## Records shown
>> Begin

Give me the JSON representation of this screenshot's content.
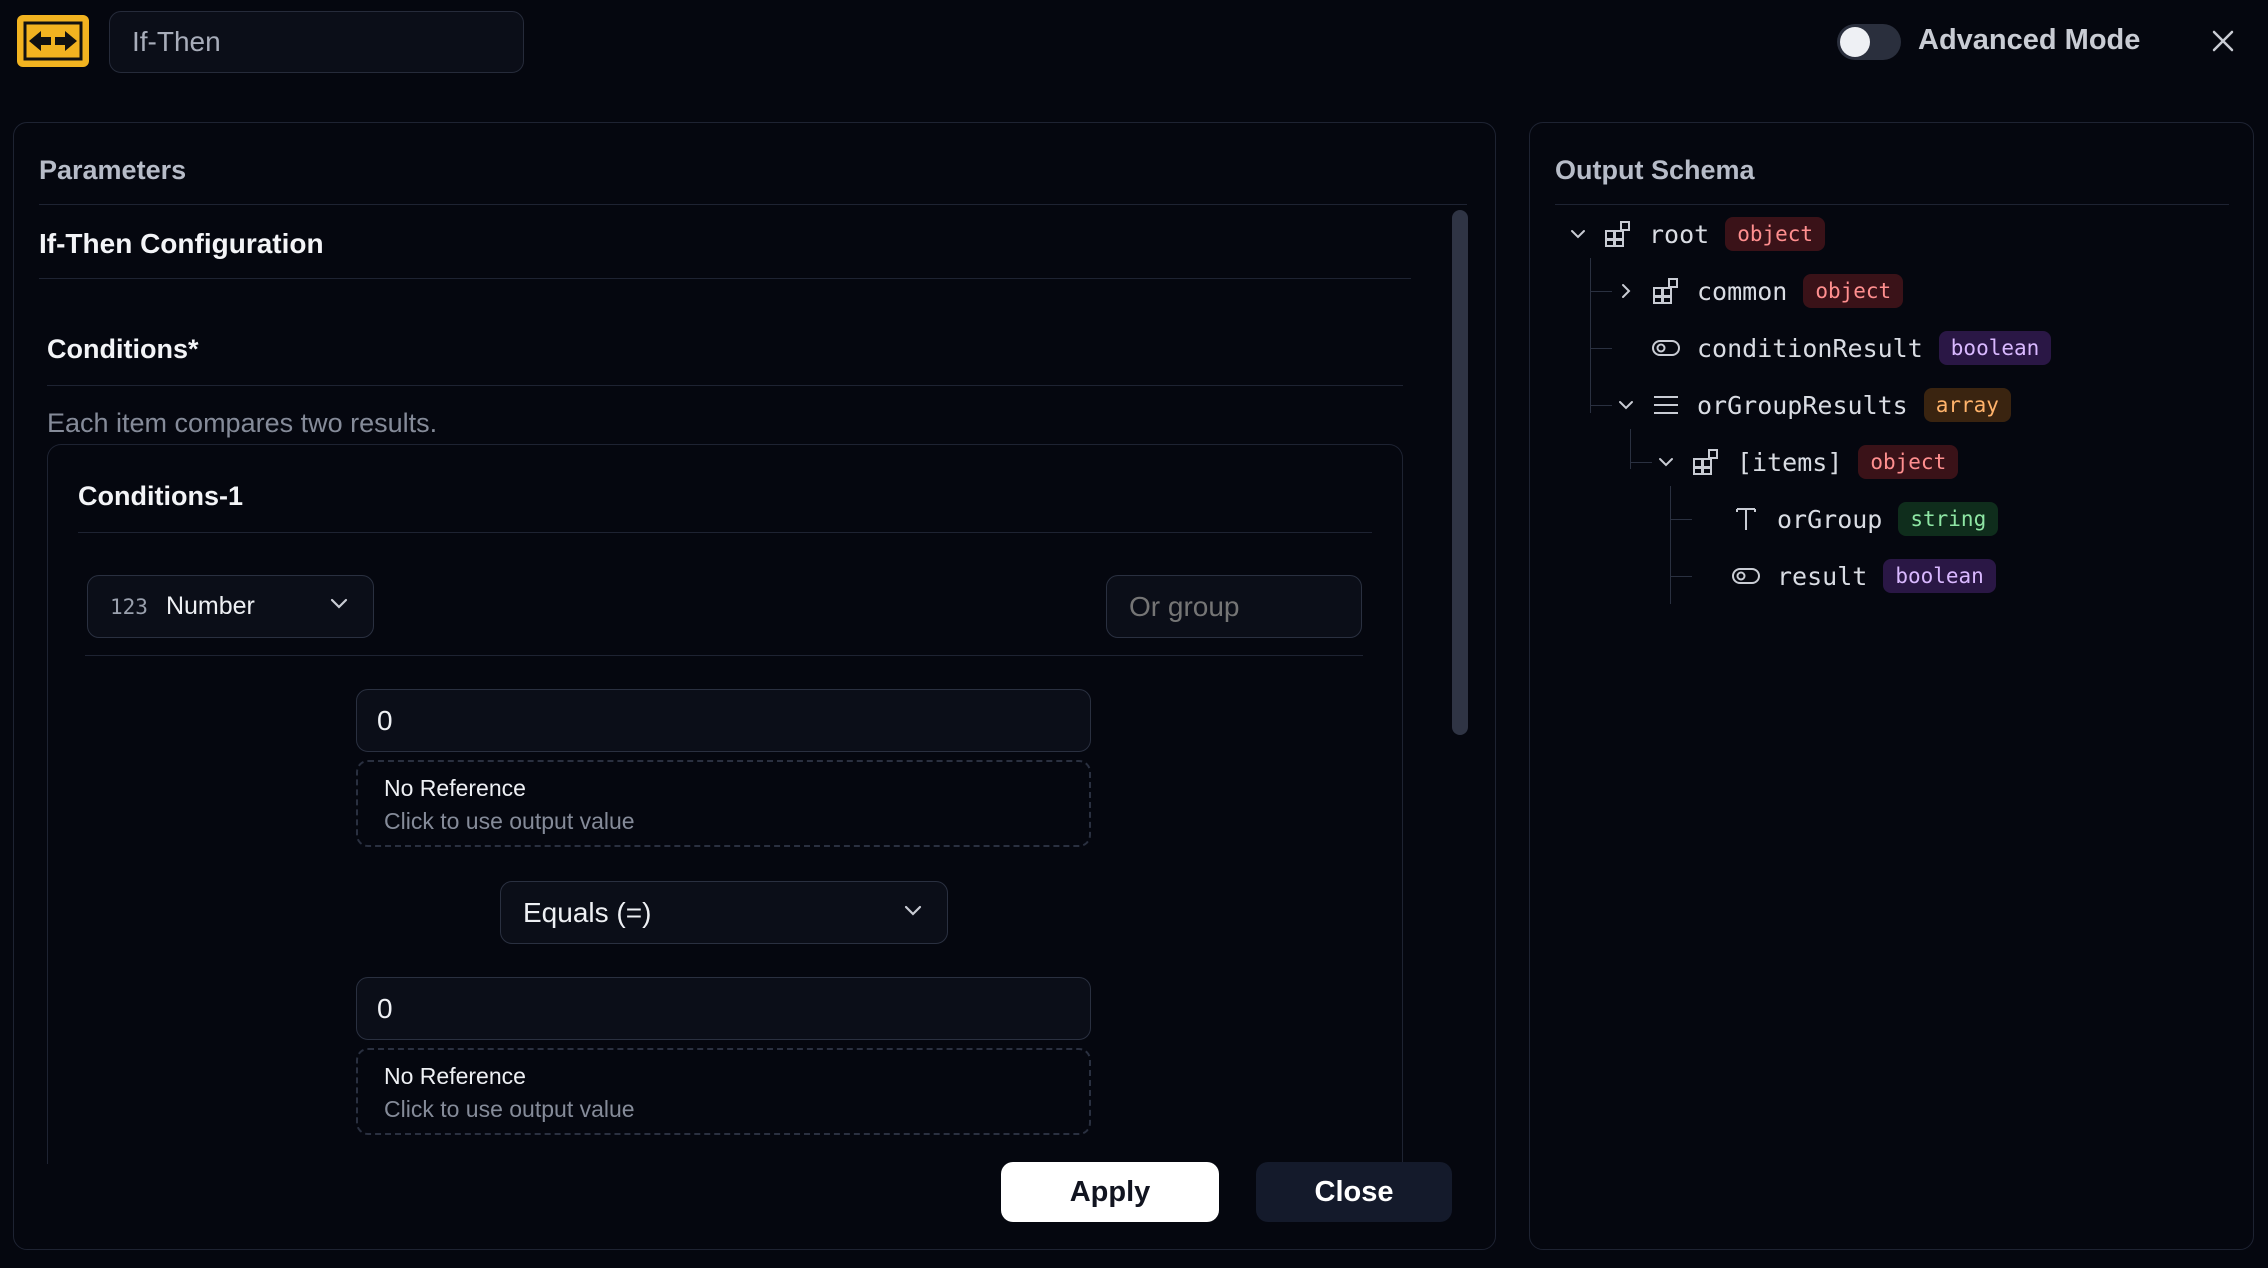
{
  "header": {
    "node_name": "If-Then",
    "advanced_mode_label": "Advanced Mode",
    "advanced_mode_on": false
  },
  "parameters": {
    "title": "Parameters",
    "config_title": "If-Then Configuration",
    "conditions_label": "Conditions*",
    "conditions_help": "Each item compares two results.",
    "item_title": "Conditions-1",
    "type_icon": "123",
    "type_value": "Number",
    "or_group_placeholder": "Or group",
    "left_value": "0",
    "left_ref_title": "No Reference",
    "left_ref_hint": "Click to use output value",
    "operator": "Equals (=)",
    "right_value": "0",
    "right_ref_title": "No Reference",
    "right_ref_hint": "Click to use output value"
  },
  "footer": {
    "apply_label": "Apply",
    "close_label": "Close"
  },
  "output_schema": {
    "title": "Output Schema",
    "nodes": [
      {
        "name": "root",
        "type": "object",
        "icon": "object-icon",
        "expanded": true
      },
      {
        "name": "common",
        "type": "object",
        "icon": "object-icon",
        "expanded": false
      },
      {
        "name": "conditionResult",
        "type": "boolean",
        "icon": "boolean-icon"
      },
      {
        "name": "orGroupResults",
        "type": "array",
        "icon": "array-icon",
        "expanded": true
      },
      {
        "name": "[items]",
        "type": "object",
        "icon": "object-icon",
        "expanded": true
      },
      {
        "name": "orGroup",
        "type": "string",
        "icon": "string-icon"
      },
      {
        "name": "result",
        "type": "boolean",
        "icon": "boolean-icon"
      }
    ]
  },
  "colors": {
    "background": "#05070f",
    "accent": "#f2b320",
    "object_badge": "#ff8f8f",
    "boolean_badge": "#d9b8ff",
    "array_badge": "#ffb36b",
    "string_badge": "#8ee6a4"
  }
}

>> End

## What you should do
Set out every line from the material that contains the string "Then".

## Final result
    "node_name": "If-Then",
    "config_title": "If-Then Configuration",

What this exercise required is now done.